◆ Given request
Can you turn every line of the items below into a Markdown table with the columns "Row" and "Line", numbering each line and leaving out blank lines?

◆ Source material
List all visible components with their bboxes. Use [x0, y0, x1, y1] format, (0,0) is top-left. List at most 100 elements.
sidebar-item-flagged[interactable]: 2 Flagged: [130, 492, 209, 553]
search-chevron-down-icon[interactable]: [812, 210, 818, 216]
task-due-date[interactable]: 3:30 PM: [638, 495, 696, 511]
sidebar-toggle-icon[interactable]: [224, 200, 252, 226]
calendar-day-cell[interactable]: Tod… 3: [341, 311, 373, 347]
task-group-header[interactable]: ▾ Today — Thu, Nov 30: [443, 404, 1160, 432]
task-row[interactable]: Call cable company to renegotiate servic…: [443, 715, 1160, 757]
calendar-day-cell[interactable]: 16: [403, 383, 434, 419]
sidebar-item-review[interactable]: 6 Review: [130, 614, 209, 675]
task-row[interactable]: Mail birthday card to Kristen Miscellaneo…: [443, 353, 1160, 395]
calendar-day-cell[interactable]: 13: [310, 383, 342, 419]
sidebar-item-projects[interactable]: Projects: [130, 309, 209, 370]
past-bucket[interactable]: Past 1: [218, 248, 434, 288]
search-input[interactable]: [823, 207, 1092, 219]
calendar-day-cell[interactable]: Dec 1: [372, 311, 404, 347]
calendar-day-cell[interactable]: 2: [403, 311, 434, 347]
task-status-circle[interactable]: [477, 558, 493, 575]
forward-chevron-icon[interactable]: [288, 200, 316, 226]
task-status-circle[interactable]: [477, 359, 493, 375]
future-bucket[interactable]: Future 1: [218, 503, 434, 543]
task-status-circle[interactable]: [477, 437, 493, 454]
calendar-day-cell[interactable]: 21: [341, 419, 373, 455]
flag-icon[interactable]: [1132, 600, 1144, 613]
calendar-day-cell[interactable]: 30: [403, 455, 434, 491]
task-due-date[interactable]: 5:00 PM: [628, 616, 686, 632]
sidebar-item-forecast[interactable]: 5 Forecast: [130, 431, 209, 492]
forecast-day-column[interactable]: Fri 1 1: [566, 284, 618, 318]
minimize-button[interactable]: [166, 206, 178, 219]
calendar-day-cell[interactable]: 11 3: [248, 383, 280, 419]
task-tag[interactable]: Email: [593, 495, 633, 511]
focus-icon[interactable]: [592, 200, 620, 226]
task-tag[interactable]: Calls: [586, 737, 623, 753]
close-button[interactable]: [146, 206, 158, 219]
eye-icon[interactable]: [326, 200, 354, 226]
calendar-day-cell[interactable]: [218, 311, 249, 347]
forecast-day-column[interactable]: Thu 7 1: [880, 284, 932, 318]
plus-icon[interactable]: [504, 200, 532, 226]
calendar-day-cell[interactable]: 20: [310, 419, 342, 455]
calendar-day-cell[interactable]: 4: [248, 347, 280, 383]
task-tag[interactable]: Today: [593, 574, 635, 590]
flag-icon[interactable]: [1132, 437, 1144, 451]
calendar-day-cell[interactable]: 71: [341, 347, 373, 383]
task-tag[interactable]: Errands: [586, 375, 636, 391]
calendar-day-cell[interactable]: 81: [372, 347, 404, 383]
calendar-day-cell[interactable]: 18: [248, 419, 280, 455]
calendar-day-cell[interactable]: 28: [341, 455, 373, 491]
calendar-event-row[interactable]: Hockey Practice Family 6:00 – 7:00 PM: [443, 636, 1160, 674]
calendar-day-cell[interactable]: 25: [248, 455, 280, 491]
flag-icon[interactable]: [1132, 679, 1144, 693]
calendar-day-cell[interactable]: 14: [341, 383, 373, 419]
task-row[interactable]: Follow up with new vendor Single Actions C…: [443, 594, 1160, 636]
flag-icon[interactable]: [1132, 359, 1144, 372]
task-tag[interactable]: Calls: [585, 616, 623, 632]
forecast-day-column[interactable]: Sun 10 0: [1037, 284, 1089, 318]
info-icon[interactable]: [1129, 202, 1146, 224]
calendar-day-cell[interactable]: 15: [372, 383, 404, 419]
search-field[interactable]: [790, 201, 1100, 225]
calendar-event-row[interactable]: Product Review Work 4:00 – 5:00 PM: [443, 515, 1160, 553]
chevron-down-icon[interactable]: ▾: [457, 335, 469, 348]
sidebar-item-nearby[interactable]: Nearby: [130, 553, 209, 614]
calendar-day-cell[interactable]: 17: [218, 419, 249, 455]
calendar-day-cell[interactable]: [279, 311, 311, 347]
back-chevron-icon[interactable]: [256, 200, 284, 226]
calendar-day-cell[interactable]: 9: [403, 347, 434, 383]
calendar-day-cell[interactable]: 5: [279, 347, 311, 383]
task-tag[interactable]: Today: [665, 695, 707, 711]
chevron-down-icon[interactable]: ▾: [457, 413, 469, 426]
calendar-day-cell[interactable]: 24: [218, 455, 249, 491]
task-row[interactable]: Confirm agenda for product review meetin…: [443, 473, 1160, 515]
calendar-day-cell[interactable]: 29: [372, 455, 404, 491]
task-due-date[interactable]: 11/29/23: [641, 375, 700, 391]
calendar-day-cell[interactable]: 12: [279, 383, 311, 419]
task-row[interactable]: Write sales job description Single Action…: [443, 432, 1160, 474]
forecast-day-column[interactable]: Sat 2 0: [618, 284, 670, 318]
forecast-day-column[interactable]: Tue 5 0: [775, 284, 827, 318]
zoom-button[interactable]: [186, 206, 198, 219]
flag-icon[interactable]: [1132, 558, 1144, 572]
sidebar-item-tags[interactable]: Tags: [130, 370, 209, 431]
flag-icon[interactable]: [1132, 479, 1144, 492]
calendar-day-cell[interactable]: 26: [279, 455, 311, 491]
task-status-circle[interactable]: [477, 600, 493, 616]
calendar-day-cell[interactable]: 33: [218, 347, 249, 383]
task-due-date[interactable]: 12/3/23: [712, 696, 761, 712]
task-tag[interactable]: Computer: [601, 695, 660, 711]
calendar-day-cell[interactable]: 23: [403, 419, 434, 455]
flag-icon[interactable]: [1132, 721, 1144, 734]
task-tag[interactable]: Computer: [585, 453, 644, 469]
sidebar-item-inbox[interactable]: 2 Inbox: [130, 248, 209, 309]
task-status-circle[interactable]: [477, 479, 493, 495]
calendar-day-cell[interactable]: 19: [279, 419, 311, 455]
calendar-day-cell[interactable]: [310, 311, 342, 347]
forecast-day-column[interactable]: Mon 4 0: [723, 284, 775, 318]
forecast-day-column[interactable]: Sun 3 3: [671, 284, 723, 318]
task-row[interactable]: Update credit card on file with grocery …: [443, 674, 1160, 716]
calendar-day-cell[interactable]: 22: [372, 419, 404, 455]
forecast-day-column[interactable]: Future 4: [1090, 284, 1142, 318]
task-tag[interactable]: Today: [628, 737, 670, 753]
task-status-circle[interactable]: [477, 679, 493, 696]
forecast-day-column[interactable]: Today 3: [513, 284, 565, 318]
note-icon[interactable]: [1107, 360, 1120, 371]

◆ Answer below
| Row | Line |
|---|---|
| 1 | List all visible components with their bboxes. Use [x0, y0, x1, y1] format, (0,0) is top-left. List at most 100 elements. |
| 2 | sidebar-item-flagged[interactable]: 2 Flagged: [130, 492, 209, 553] |
| 3 | search-chevron-down-icon[interactable]: [812, 210, 818, 216] |
| 4 | task-due-date[interactable]: 3:30 PM: [638, 495, 696, 511] |
| 5 | sidebar-toggle-icon[interactable]: [224, 200, 252, 226] |
| 6 | calendar-day-cell[interactable]: Tod… 3: [341, 311, 373, 347] |
| 7 | task-group-header[interactable]: ▾ Today — Thu, Nov 30: [443, 404, 1160, 432] |
| 8 | task-row[interactable]: Call cable company to renegotiate servic…: [443, 715, 1160, 757] |
| 9 | calendar-day-cell[interactable]: 16: [403, 383, 434, 419] |
| 10 | sidebar-item-review[interactable]: 6 Review: [130, 614, 209, 675] |
| 11 | task-row[interactable]: Mail birthday card to Kristen Miscellaneo…: [443, 353, 1160, 395] |
| 12 | calendar-day-cell[interactable]: 13: [310, 383, 342, 419] |
| 13 | sidebar-item-projects[interactable]: Projects: [130, 309, 209, 370] |
| 14 | past-bucket[interactable]: Past 1: [218, 248, 434, 288] |
| 15 | search-input[interactable]: [823, 207, 1092, 219] |
| 16 | calendar-day-cell[interactable]: Dec 1: [372, 311, 404, 347] |
| 17 | calendar-day-cell[interactable]: 2: [403, 311, 434, 347] |
| 18 | task-status-circle[interactable]: [477, 558, 493, 575] |
| 19 | forward-chevron-icon[interactable]: [288, 200, 316, 226] |
| 20 | task-status-circle[interactable]: [477, 359, 493, 375] |
| 21 | future-bucket[interactable]: Future 1: [218, 503, 434, 543] |
| 22 | task-status-circle[interactable]: [477, 437, 493, 454] |
| 23 | calendar-day-cell[interactable]: 21: [341, 419, 373, 455] |
| 24 | flag-icon[interactable]: [1132, 600, 1144, 613] |
| 25 | calendar-day-cell[interactable]: 30: [403, 455, 434, 491] |
| 26 | task-due-date[interactable]: 5:00 PM: [628, 616, 686, 632] |
| 27 | sidebar-item-forecast[interactable]: 5 Forecast: [130, 431, 209, 492] |
| 28 | forecast-day-column[interactable]: Fri 1 1: [566, 284, 618, 318] |
| 29 | minimize-button[interactable]: [166, 206, 178, 219] |
| 30 | calendar-day-cell[interactable]: 11 3: [248, 383, 280, 419] |
| 31 | task-tag[interactable]: Email: [593, 495, 633, 511] |
| 32 | focus-icon[interactable]: [592, 200, 620, 226] |
| 33 | task-tag[interactable]: Calls: [586, 737, 623, 753] |
| 34 | close-button[interactable]: [146, 206, 158, 219] |
| 35 | eye-icon[interactable]: [326, 200, 354, 226] |
| 36 | calendar-day-cell[interactable]: [218, 311, 249, 347] |
| 37 | forecast-day-column[interactable]: Thu 7 1: [880, 284, 932, 318] |
| 38 | plus-icon[interactable]: [504, 200, 532, 226] |
| 39 | calendar-day-cell[interactable]: 20: [310, 419, 342, 455] |
| 40 | calendar-day-cell[interactable]: 4: [248, 347, 280, 383] |
| 41 | task-tag[interactable]: Today: [593, 574, 635, 590] |
| 42 | flag-icon[interactable]: [1132, 437, 1144, 451] |
| 43 | calendar-day-cell[interactable]: 71: [341, 347, 373, 383] |
| 44 | task-tag[interactable]: Errands: [586, 375, 636, 391] |
| 45 | calendar-day-cell[interactable]: 81: [372, 347, 404, 383] |
| 46 | calendar-day-cell[interactable]: 18: [248, 419, 280, 455] |
| 47 | calendar-day-cell[interactable]: 28: [341, 455, 373, 491] |
| 48 | calendar-event-row[interactable]: Hockey Practice Family 6:00 – 7:00 PM: [443, 636, 1160, 674] |
| 49 | calendar-day-cell[interactable]: 25: [248, 455, 280, 491] |
| 50 | flag-icon[interactable]: [1132, 679, 1144, 693] |
| 51 | calendar-day-cell[interactable]: 14: [341, 383, 373, 419] |
| 52 | task-row[interactable]: Follow up with new vendor Single Actions C…: [443, 594, 1160, 636] |
| 53 | flag-icon[interactable]: [1132, 359, 1144, 372] |
| 54 | task-tag[interactable]: Calls: [585, 616, 623, 632] |
| 55 | forecast-day-column[interactable]: Sun 10 0: [1037, 284, 1089, 318] |
| 56 | info-icon[interactable]: [1129, 202, 1146, 224] |
| 57 | calendar-day-cell[interactable]: 15: [372, 383, 404, 419] |
| 58 | search-field[interactable]: [790, 201, 1100, 225] |
| 59 | calendar-event-row[interactable]: Product Review Work 4:00 – 5:00 PM: [443, 515, 1160, 553] |
| 60 | chevron-down-icon[interactable]: ▾: [457, 335, 469, 348] |
| 61 | sidebar-item-nearby[interactable]: Nearby: [130, 553, 209, 614] |
| 62 | calendar-day-cell[interactable]: 17: [218, 419, 249, 455] |
| 63 | calendar-day-cell[interactable]: [279, 311, 311, 347] |
| 64 | back-chevron-icon[interactable]: [256, 200, 284, 226] |
| 65 | calendar-day-cell[interactable]: 9: [403, 347, 434, 383] |
| 66 | calendar-day-cell[interactable]: 5: [279, 347, 311, 383] |
| 67 | task-tag[interactable]: Today: [665, 695, 707, 711] |
| 68 | chevron-down-icon[interactable]: ▾: [457, 413, 469, 426] |
| 69 | calendar-day-cell[interactable]: 24: [218, 455, 249, 491] |
| 70 | task-row[interactable]: Confirm agenda for product review meetin…: [443, 473, 1160, 515] |
| 71 | calendar-day-cell[interactable]: 29: [372, 455, 404, 491] |
| 72 | task-due-date[interactable]: 11/29/23: [641, 375, 700, 391] |
| 73 | calendar-day-cell[interactable]: 12: [279, 383, 311, 419] |
| 74 | task-row[interactable]: Write sales job description Single Action…: [443, 432, 1160, 474] |
| 75 | forecast-day-column[interactable]: Sat 2 0: [618, 284, 670, 318] |
| 76 | forecast-day-column[interactable]: Tue 5 0: [775, 284, 827, 318] |
| 77 | zoom-button[interactable]: [186, 206, 198, 219] |
| 78 | flag-icon[interactable]: [1132, 558, 1144, 572] |
| 79 | sidebar-item-tags[interactable]: Tags: [130, 370, 209, 431] |
| 80 | flag-icon[interactable]: [1132, 479, 1144, 492] |
| 81 | calendar-day-cell[interactable]: 26: [279, 455, 311, 491] |
| 82 | task-status-circle[interactable]: [477, 600, 493, 616] |
| 83 | calendar-day-cell[interactable]: 33: [218, 347, 249, 383] |
| 84 | task-due-date[interactable]: 12/3/23: [712, 696, 761, 712] |
| 85 | task-tag[interactable]: Computer: [601, 695, 660, 711] |
| 86 | calendar-day-cell[interactable]: 23: [403, 419, 434, 455] |
| 87 | flag-icon[interactable]: [1132, 721, 1144, 734] |
| 88 | task-tag[interactable]: Computer: [585, 453, 644, 469] |
| 89 | sidebar-item-inbox[interactable]: 2 Inbox: [130, 248, 209, 309] |
| 90 | task-status-circle[interactable]: [477, 479, 493, 495] |
| 91 | calendar-day-cell[interactable]: 19: [279, 419, 311, 455] |
| 92 | calendar-day-cell[interactable]: [310, 311, 342, 347] |
| 93 | forecast-day-column[interactable]: Mon 4 0: [723, 284, 775, 318] |
| 94 | forecast-day-column[interactable]: Sun 3 3: [671, 284, 723, 318] |
| 95 | task-row[interactable]: Update credit card on file with grocery …: [443, 674, 1160, 716] |
| 96 | calendar-day-cell[interactable]: 22: [372, 419, 404, 455] |
| 97 | forecast-day-column[interactable]: Future 4: [1090, 284, 1142, 318] |
| 98 | task-tag[interactable]: Today: [628, 737, 670, 753] |
| 99 | task-status-circle[interactable]: [477, 679, 493, 696] |
| 100 | forecast-day-column[interactable]: Today 3: [513, 284, 565, 318] |
| 101 | note-icon[interactable]: [1107, 360, 1120, 371] |